%%

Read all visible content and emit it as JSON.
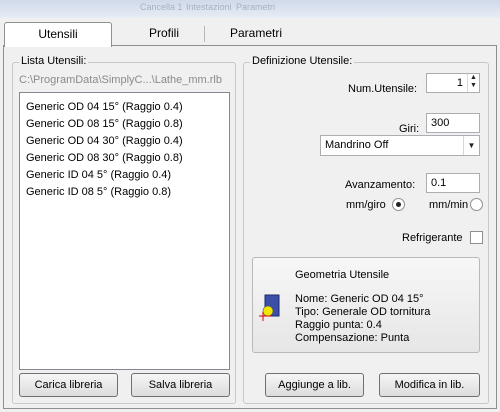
{
  "background_windows": [
    "Cancella 1",
    "Intestazioni",
    "Parametri"
  ],
  "tabs": [
    {
      "label": "Utensili",
      "selected": true
    },
    {
      "label": "Profili",
      "selected": false
    },
    {
      "label": "Parametri",
      "selected": false
    }
  ],
  "left": {
    "group_title": "Lista Utensili:",
    "path": "C:\\ProgramData\\SimplyC...\\Lathe_mm.rlb",
    "tools": [
      "Generic OD 04 15° (Raggio 0.4)",
      "Generic OD 08 15° (Raggio 0.8)",
      "Generic OD 04 30° (Raggio 0.4)",
      "Generic OD 08 30° (Raggio 0.8)",
      "Generic ID 04 5° (Raggio 0.4)",
      "Generic ID 08 5° (Raggio 0.8)"
    ],
    "load_button": "Carica libreria",
    "save_button": "Salva libreria"
  },
  "right": {
    "group_title": "Definizione Utensile:",
    "num_label": "Num.Utensile:",
    "num_value": "1",
    "giri_label": "Giri:",
    "giri_value": "300",
    "spindle_value": "Mandrino Off",
    "feed_label": "Avanzamento:",
    "feed_value": "0.1",
    "mm_giro_label": "mm/giro",
    "mm_min_label": "mm/min",
    "feed_mode": "mm/giro",
    "coolant_label": "Refrigerante",
    "coolant_checked": false,
    "geometry": {
      "title": "Geometria Utensile",
      "name": "Nome: Generic OD 04 15°",
      "type": "Tipo: Generale OD tornitura",
      "radius": "Raggio punta: 0.4",
      "compensation": "Compensazione: Punta"
    },
    "add_button": "Aggiunge a lib.",
    "modify_button": "Modifica in lib."
  },
  "colors": {
    "insert_fill": "#3b4fa8",
    "tip_circle": "#f2e600",
    "marker": "#e00000"
  }
}
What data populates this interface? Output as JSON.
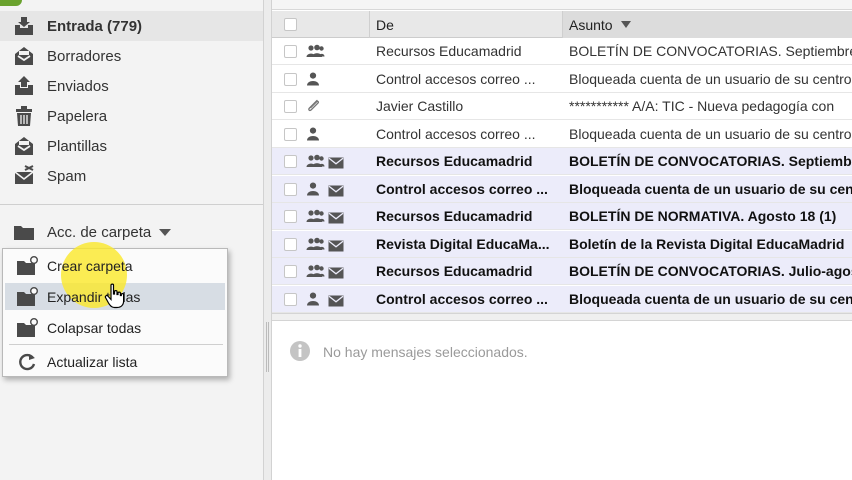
{
  "sidebar": {
    "folders": [
      {
        "label": "Entrada (779)",
        "icon": "inbox-icon",
        "selected": true
      },
      {
        "label": "Borradores",
        "icon": "drafts-icon",
        "selected": false
      },
      {
        "label": "Enviados",
        "icon": "sent-icon",
        "selected": false
      },
      {
        "label": "Papelera",
        "icon": "trash-icon",
        "selected": false
      },
      {
        "label": "Plantillas",
        "icon": "templates-icon",
        "selected": false
      },
      {
        "label": "Spam",
        "icon": "spam-icon",
        "selected": false
      }
    ],
    "folder_actions_label": "Acc. de carpeta"
  },
  "context_menu": {
    "items": [
      {
        "label": "Crear carpeta",
        "icon": "new-folder-icon"
      },
      {
        "label": "Expandir todas",
        "icon": "expand-folders-icon"
      },
      {
        "label": "Colapsar todas",
        "icon": "collapse-folders-icon"
      },
      {
        "label": "Actualizar lista",
        "icon": "refresh-icon"
      }
    ],
    "hovered_index": 1
  },
  "mail_list": {
    "columns": {
      "from": "De",
      "subject": "Asunto"
    },
    "sorted_column": "subject",
    "rows": [
      {
        "from": "Recursos Educamadrid",
        "subject": "BOLETÍN DE CONVOCATORIAS. Septiembre",
        "type": "group",
        "unread": false
      },
      {
        "from": "Control accesos correo ...",
        "subject": "Bloqueada cuenta de un usuario de su centro",
        "type": "person",
        "unread": false
      },
      {
        "from": "Javier Castillo",
        "subject": "*********** A/A: TIC - Nueva pedagogía con",
        "type": "attachment",
        "unread": false
      },
      {
        "from": "Control accesos correo ...",
        "subject": "Bloqueada cuenta de un usuario de su centro",
        "type": "person",
        "unread": false
      },
      {
        "from": "Recursos Educamadrid",
        "subject": "BOLETÍN DE CONVOCATORIAS. Septiembre",
        "type": "group",
        "unread": true
      },
      {
        "from": "Control accesos correo ...",
        "subject": "Bloqueada cuenta de un usuario de su centro",
        "type": "person",
        "unread": true
      },
      {
        "from": "Recursos Educamadrid",
        "subject": "BOLETÍN DE NORMATIVA. Agosto 18 (1)",
        "type": "group",
        "unread": true
      },
      {
        "from": "Revista Digital EducaMa...",
        "subject": "Boletín de la Revista Digital EducaMadrid",
        "type": "group",
        "unread": true
      },
      {
        "from": "Recursos Educamadrid",
        "subject": "BOLETÍN DE CONVOCATORIAS. Julio-agosto",
        "type": "group",
        "unread": true
      },
      {
        "from": "Control accesos correo ...",
        "subject": "Bloqueada cuenta de un usuario de su centro",
        "type": "person",
        "unread": true
      }
    ]
  },
  "preview": {
    "message": "No hay mensajes seleccionados."
  },
  "colors": {
    "accent_green": "#6aa22e",
    "unread_row": "#ececfa",
    "cursor_highlight": "#fae82d"
  }
}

%%

Written request -
Repeat the material above in full and unchanged, minus its images.

Result of this task -
Read all visible content and emit it as JSON.
{
  "background_windows": [
    "Cancella 1",
    "Intestazioni",
    "Parametri"
  ],
  "tabs": [
    {
      "label": "Utensili",
      "selected": true
    },
    {
      "label": "Profili",
      "selected": false
    },
    {
      "label": "Parametri",
      "selected": false
    }
  ],
  "left": {
    "group_title": "Lista Utensili:",
    "path": "C:\\ProgramData\\SimplyC...\\Lathe_mm.rlb",
    "tools": [
      "Generic OD 04 15° (Raggio 0.4)",
      "Generic OD 08 15° (Raggio 0.8)",
      "Generic OD 04 30° (Raggio 0.4)",
      "Generic OD 08 30° (Raggio 0.8)",
      "Generic ID 04 5° (Raggio 0.4)",
      "Generic ID 08 5° (Raggio 0.8)"
    ],
    "load_button": "Carica libreria",
    "save_button": "Salva libreria"
  },
  "right": {
    "group_title": "Definizione Utensile:",
    "num_label": "Num.Utensile:",
    "num_value": "1",
    "giri_label": "Giri:",
    "giri_value": "300",
    "spindle_value": "Mandrino Off",
    "feed_label": "Avanzamento:",
    "feed_value": "0.1",
    "mm_giro_label": "mm/giro",
    "mm_min_label": "mm/min",
    "feed_mode": "mm/giro",
    "coolant_label": "Refrigerante",
    "coolant_checked": false,
    "geometry": {
      "title": "Geometria Utensile",
      "name": "Nome: Generic OD 04 15°",
      "type": "Tipo: Generale OD tornitura",
      "radius": "Raggio punta: 0.4",
      "compensation": "Compensazione: Punta"
    },
    "add_button": "Aggiunge a lib.",
    "modify_button": "Modifica in lib."
  },
  "colors": {
    "insert_fill": "#3b4fa8",
    "tip_circle": "#f2e600",
    "marker": "#e00000"
  }
}
What data populates this interface? Output as JSON.
{
  "sidebar": {
    "folders": [
      {
        "label": "Entrada (779)",
        "icon": "inbox-icon",
        "selected": true
      },
      {
        "label": "Borradores",
        "icon": "drafts-icon",
        "selected": false
      },
      {
        "label": "Enviados",
        "icon": "sent-icon",
        "selected": false
      },
      {
        "label": "Papelera",
        "icon": "trash-icon",
        "selected": false
      },
      {
        "label": "Plantillas",
        "icon": "templates-icon",
        "selected": false
      },
      {
        "label": "Spam",
        "icon": "spam-icon",
        "selected": false
      }
    ],
    "folder_actions_label": "Acc. de carpeta"
  },
  "context_menu": {
    "items": [
      {
        "label": "Crear carpeta",
        "icon": "new-folder-icon"
      },
      {
        "label": "Expandir todas",
        "icon": "expand-folders-icon"
      },
      {
        "label": "Colapsar todas",
        "icon": "collapse-folders-icon"
      },
      {
        "label": "Actualizar lista",
        "icon": "refresh-icon"
      }
    ],
    "hovered_index": 1
  },
  "mail_list": {
    "columns": {
      "from": "De",
      "subject": "Asunto"
    },
    "sorted_column": "subject",
    "rows": [
      {
        "from": "Recursos Educamadrid",
        "subject": "BOLETÍN DE CONVOCATORIAS. Septiembre",
        "type": "group",
        "unread": false
      },
      {
        "from": "Control accesos correo ...",
        "subject": "Bloqueada cuenta de un usuario de su centro",
        "type": "person",
        "unread": false
      },
      {
        "from": "Javier Castillo",
        "subject": "*********** A/A: TIC - Nueva pedagogía con",
        "type": "attachment",
        "unread": false
      },
      {
        "from": "Control accesos correo ...",
        "subject": "Bloqueada cuenta de un usuario de su centro",
        "type": "person",
        "unread": false
      },
      {
        "from": "Recursos Educamadrid",
        "subject": "BOLETÍN DE CONVOCATORIAS. Septiembre",
        "type": "group",
        "unread": true
      },
      {
        "from": "Control accesos correo ...",
        "subject": "Bloqueada cuenta de un usuario de su centro",
        "type": "person",
        "unread": true
      },
      {
        "from": "Recursos Educamadrid",
        "subject": "BOLETÍN DE NORMATIVA. Agosto 18 (1)",
        "type": "group",
        "unread": true
      },
      {
        "from": "Revista Digital EducaMa...",
        "subject": "Boletín de la Revista Digital EducaMadrid",
        "type": "group",
        "unread": true
      },
      {
        "from": "Recursos Educamadrid",
        "subject": "BOLETÍN DE CONVOCATORIAS. Julio-agosto",
        "type": "group",
        "unread": true
      },
      {
        "from": "Control accesos correo ...",
        "subject": "Bloqueada cuenta de un usuario de su centro",
        "type": "person",
        "unread": true
      }
    ]
  },
  "preview": {
    "message": "No hay mensajes seleccionados."
  },
  "colors": {
    "accent_green": "#6aa22e",
    "unread_row": "#ececfa",
    "cursor_highlight": "#fae82d"
  }
}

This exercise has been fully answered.